* **Data provided**:
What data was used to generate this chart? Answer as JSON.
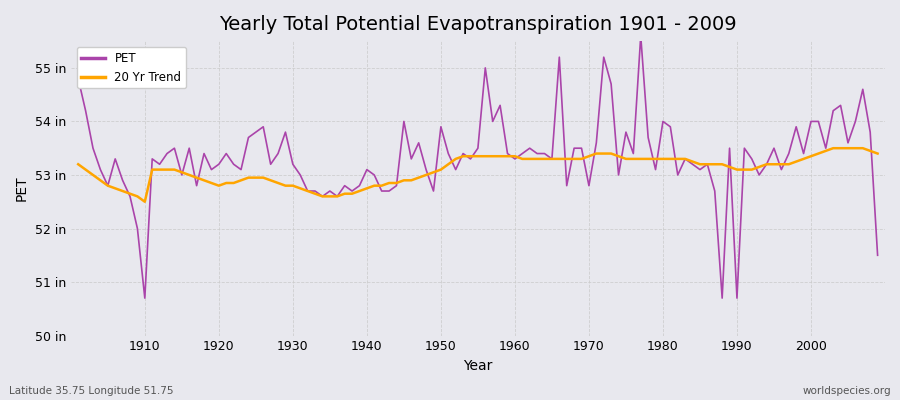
{
  "title": "Yearly Total Potential Evapotranspiration 1901 - 2009",
  "ylabel": "PET",
  "xlabel": "Year",
  "subtitle_left": "Latitude 35.75 Longitude 51.75",
  "subtitle_right": "worldspecies.org",
  "years": [
    1901,
    1902,
    1903,
    1904,
    1905,
    1906,
    1907,
    1908,
    1909,
    1910,
    1911,
    1912,
    1913,
    1914,
    1915,
    1916,
    1917,
    1918,
    1919,
    1920,
    1921,
    1922,
    1923,
    1924,
    1925,
    1926,
    1927,
    1928,
    1929,
    1930,
    1931,
    1932,
    1933,
    1934,
    1935,
    1936,
    1937,
    1938,
    1939,
    1940,
    1941,
    1942,
    1943,
    1944,
    1945,
    1946,
    1947,
    1948,
    1949,
    1950,
    1951,
    1952,
    1953,
    1954,
    1955,
    1956,
    1957,
    1958,
    1959,
    1960,
    1961,
    1962,
    1963,
    1964,
    1965,
    1966,
    1967,
    1968,
    1969,
    1970,
    1971,
    1972,
    1973,
    1974,
    1975,
    1976,
    1977,
    1978,
    1979,
    1980,
    1981,
    1982,
    1983,
    1984,
    1985,
    1986,
    1987,
    1988,
    1989,
    1990,
    1991,
    1992,
    1993,
    1994,
    1995,
    1996,
    1997,
    1998,
    1999,
    2000,
    2001,
    2002,
    2003,
    2004,
    2005,
    2006,
    2007,
    2008,
    2009
  ],
  "pet": [
    54.8,
    54.2,
    53.5,
    53.1,
    52.8,
    53.3,
    52.9,
    52.6,
    52.0,
    50.7,
    53.3,
    53.2,
    53.4,
    53.5,
    53.0,
    53.5,
    52.8,
    53.4,
    53.1,
    53.2,
    53.4,
    53.2,
    53.1,
    53.7,
    53.8,
    53.9,
    53.2,
    53.4,
    53.8,
    53.2,
    53.0,
    52.7,
    52.7,
    52.6,
    52.7,
    52.6,
    52.8,
    52.7,
    52.8,
    53.1,
    53.0,
    52.7,
    52.7,
    52.8,
    54.0,
    53.3,
    53.6,
    53.1,
    52.7,
    53.9,
    53.4,
    53.1,
    53.4,
    53.3,
    53.5,
    55.0,
    54.0,
    54.3,
    53.4,
    53.3,
    53.4,
    53.5,
    53.4,
    53.4,
    53.3,
    55.2,
    52.8,
    53.5,
    53.5,
    52.8,
    53.6,
    55.2,
    54.7,
    53.0,
    53.8,
    53.4,
    55.6,
    53.7,
    53.1,
    54.0,
    53.9,
    53.0,
    53.3,
    53.2,
    53.1,
    53.2,
    52.7,
    50.7,
    53.5,
    50.7,
    53.5,
    53.3,
    53.0,
    53.2,
    53.5,
    53.1,
    53.4,
    53.9,
    53.4,
    54.0,
    54.0,
    53.5,
    54.2,
    54.3,
    53.6,
    54.0,
    54.6,
    53.8,
    51.5
  ],
  "trend": [
    53.2,
    53.1,
    53.0,
    52.9,
    52.8,
    52.75,
    52.7,
    52.65,
    52.6,
    52.5,
    53.1,
    53.1,
    53.1,
    53.1,
    53.05,
    53.0,
    52.95,
    52.9,
    52.85,
    52.8,
    52.85,
    52.85,
    52.9,
    52.95,
    52.95,
    52.95,
    52.9,
    52.85,
    52.8,
    52.8,
    52.75,
    52.7,
    52.65,
    52.6,
    52.6,
    52.6,
    52.65,
    52.65,
    52.7,
    52.75,
    52.8,
    52.8,
    52.85,
    52.85,
    52.9,
    52.9,
    52.95,
    53.0,
    53.05,
    53.1,
    53.2,
    53.3,
    53.35,
    53.35,
    53.35,
    53.35,
    53.35,
    53.35,
    53.35,
    53.35,
    53.3,
    53.3,
    53.3,
    53.3,
    53.3,
    53.3,
    53.3,
    53.3,
    53.3,
    53.35,
    53.4,
    53.4,
    53.4,
    53.35,
    53.3,
    53.3,
    53.3,
    53.3,
    53.3,
    53.3,
    53.3,
    53.3,
    53.3,
    53.25,
    53.2,
    53.2,
    53.2,
    53.2,
    53.15,
    53.1,
    53.1,
    53.1,
    53.15,
    53.2,
    53.2,
    53.2,
    53.2,
    53.25,
    53.3,
    53.35,
    53.4,
    53.45,
    53.5,
    53.5,
    53.5,
    53.5,
    53.5,
    53.45,
    53.4
  ],
  "pet_color": "#aa44aa",
  "trend_color": "#ffa500",
  "background_color": "#e8e8ee",
  "plot_bg_color": "#e8e8ee",
  "ylim": [
    50.0,
    55.5
  ],
  "yticks": [
    50,
    51,
    52,
    53,
    54,
    55
  ],
  "ytick_labels": [
    "50 in",
    "51 in",
    "52 in",
    "53 in",
    "54 in",
    "55 in"
  ],
  "xlim": [
    1900,
    2010
  ],
  "xticks": [
    1910,
    1920,
    1930,
    1940,
    1950,
    1960,
    1970,
    1980,
    1990,
    2000
  ],
  "grid_color": "#cccccc",
  "title_fontsize": 14,
  "label_fontsize": 10,
  "tick_fontsize": 9
}
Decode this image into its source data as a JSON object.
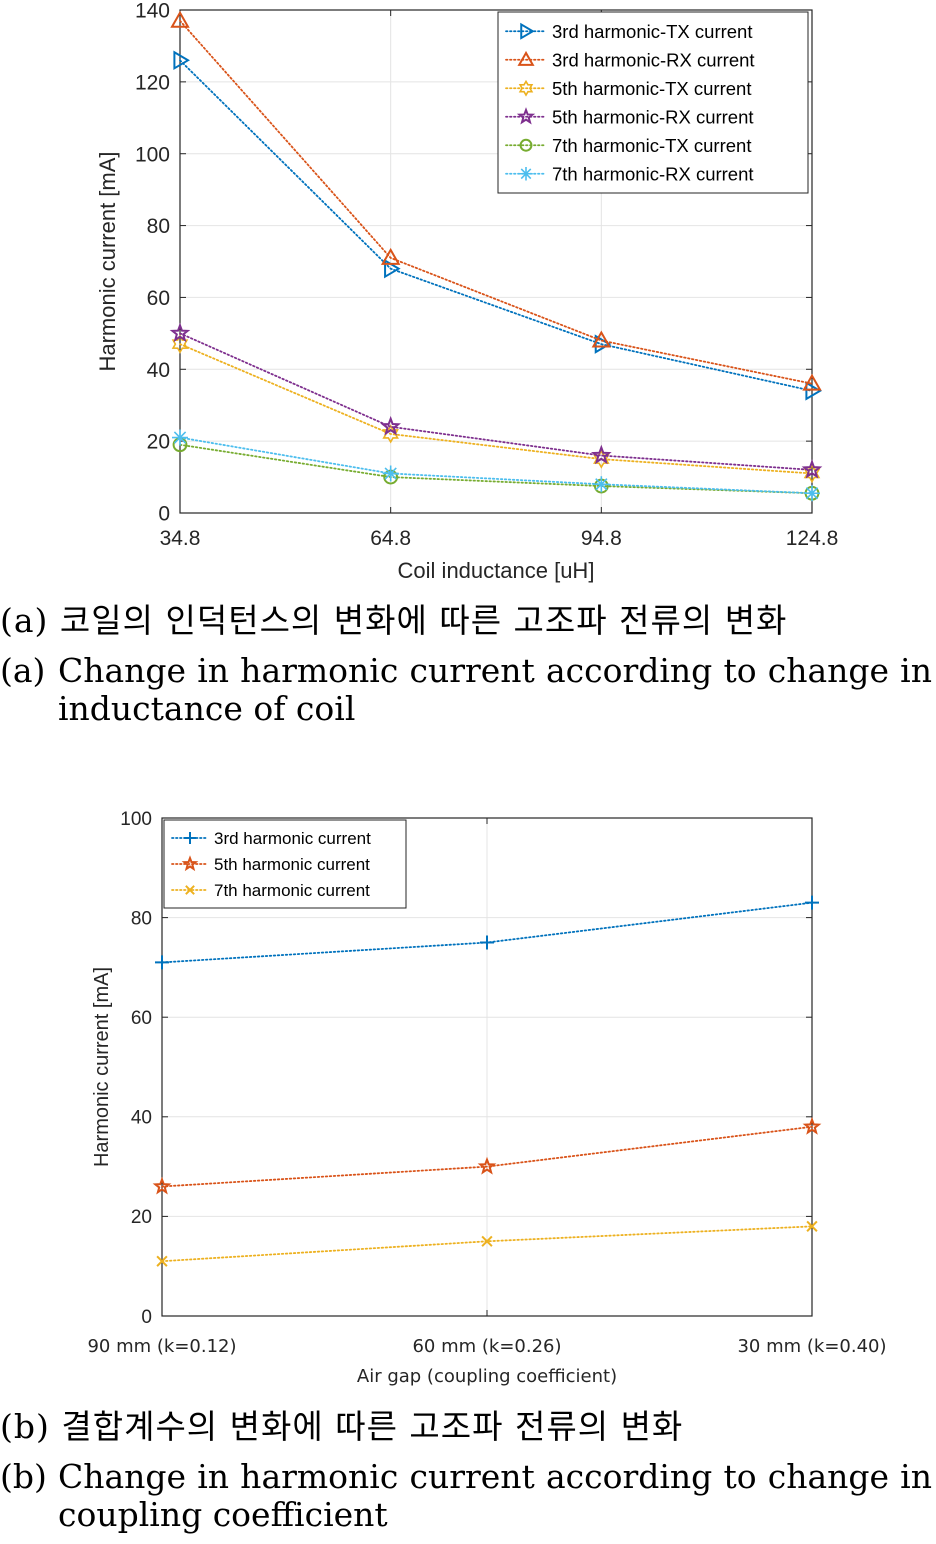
{
  "charts": [
    {
      "caption_ko": "(a) 코일의 인덕턴스의 변화에 따른 고조파 전류의 변화",
      "caption_en_label": "(a)",
      "caption_en_text": "Change in harmonic current according to change in inductance of coil",
      "chart_data": {
        "type": "line",
        "title": "",
        "xlabel": "Coil inductance [uH]",
        "ylabel": "Harmonic current [mA]",
        "x": [
          34.8,
          64.8,
          94.8,
          124.8
        ],
        "x_ticks": [
          "34.8",
          "64.8",
          "94.8",
          "124.8"
        ],
        "y_ticks": [
          "0",
          "20",
          "40",
          "60",
          "80",
          "100",
          "120",
          "140"
        ],
        "xlim": [
          34.8,
          124.8
        ],
        "ylim": [
          0,
          140
        ],
        "grid": true,
        "legend_position": "top-right",
        "series": [
          {
            "name": "3rd harmonic-TX current",
            "values": [
              126,
              68,
              47,
              34
            ],
            "color": "#0072BD",
            "marker": "triangle-right"
          },
          {
            "name": "3rd harmonic-RX current",
            "values": [
              137,
              71,
              48,
              36
            ],
            "color": "#D95319",
            "marker": "triangle-up"
          },
          {
            "name": "5th harmonic-TX current",
            "values": [
              47,
              22,
              15,
              11
            ],
            "color": "#EDB120",
            "marker": "hexagram"
          },
          {
            "name": "5th harmonic-RX current",
            "values": [
              50,
              24,
              16,
              12
            ],
            "color": "#7E2F8E",
            "marker": "pentagram"
          },
          {
            "name": "7th harmonic-TX current",
            "values": [
              19,
              10,
              7.5,
              5.5
            ],
            "color": "#77AC30",
            "marker": "circle"
          },
          {
            "name": "7th harmonic-RX current",
            "values": [
              21,
              11,
              8,
              5.5
            ],
            "color": "#4DBEEE",
            "marker": "asterisk"
          }
        ]
      }
    },
    {
      "caption_ko": "(b) 결합계수의 변화에 따른 고조파 전류의 변화",
      "caption_en_label": "(b)",
      "caption_en_text": "Change in harmonic current according to change in coupling coefficient",
      "chart_data": {
        "type": "line",
        "title": "",
        "xlabel": "Air gap (coupling coefficient)",
        "ylabel": "Harmonic current [mA]",
        "categories": [
          "90 mm (k=0.12)",
          "60 mm (k=0.26)",
          "30 mm (k=0.40)"
        ],
        "y_ticks": [
          "0",
          "20",
          "40",
          "60",
          "80",
          "100"
        ],
        "ylim": [
          0,
          100
        ],
        "grid": true,
        "legend_position": "top-left",
        "series": [
          {
            "name": "3rd harmonic current",
            "values": [
              71,
              75,
              83
            ],
            "color": "#0072BD",
            "marker": "plus"
          },
          {
            "name": "5th harmonic current",
            "values": [
              26,
              30,
              38
            ],
            "color": "#D95319",
            "marker": "pentagram"
          },
          {
            "name": "7th harmonic current",
            "values": [
              11,
              15,
              18
            ],
            "color": "#EDB120",
            "marker": "cross"
          }
        ]
      }
    }
  ]
}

* **Task prompt**: Report how many lines in the listing above include the word "triangle". Give nothing but the number.

* **Complete response**: 2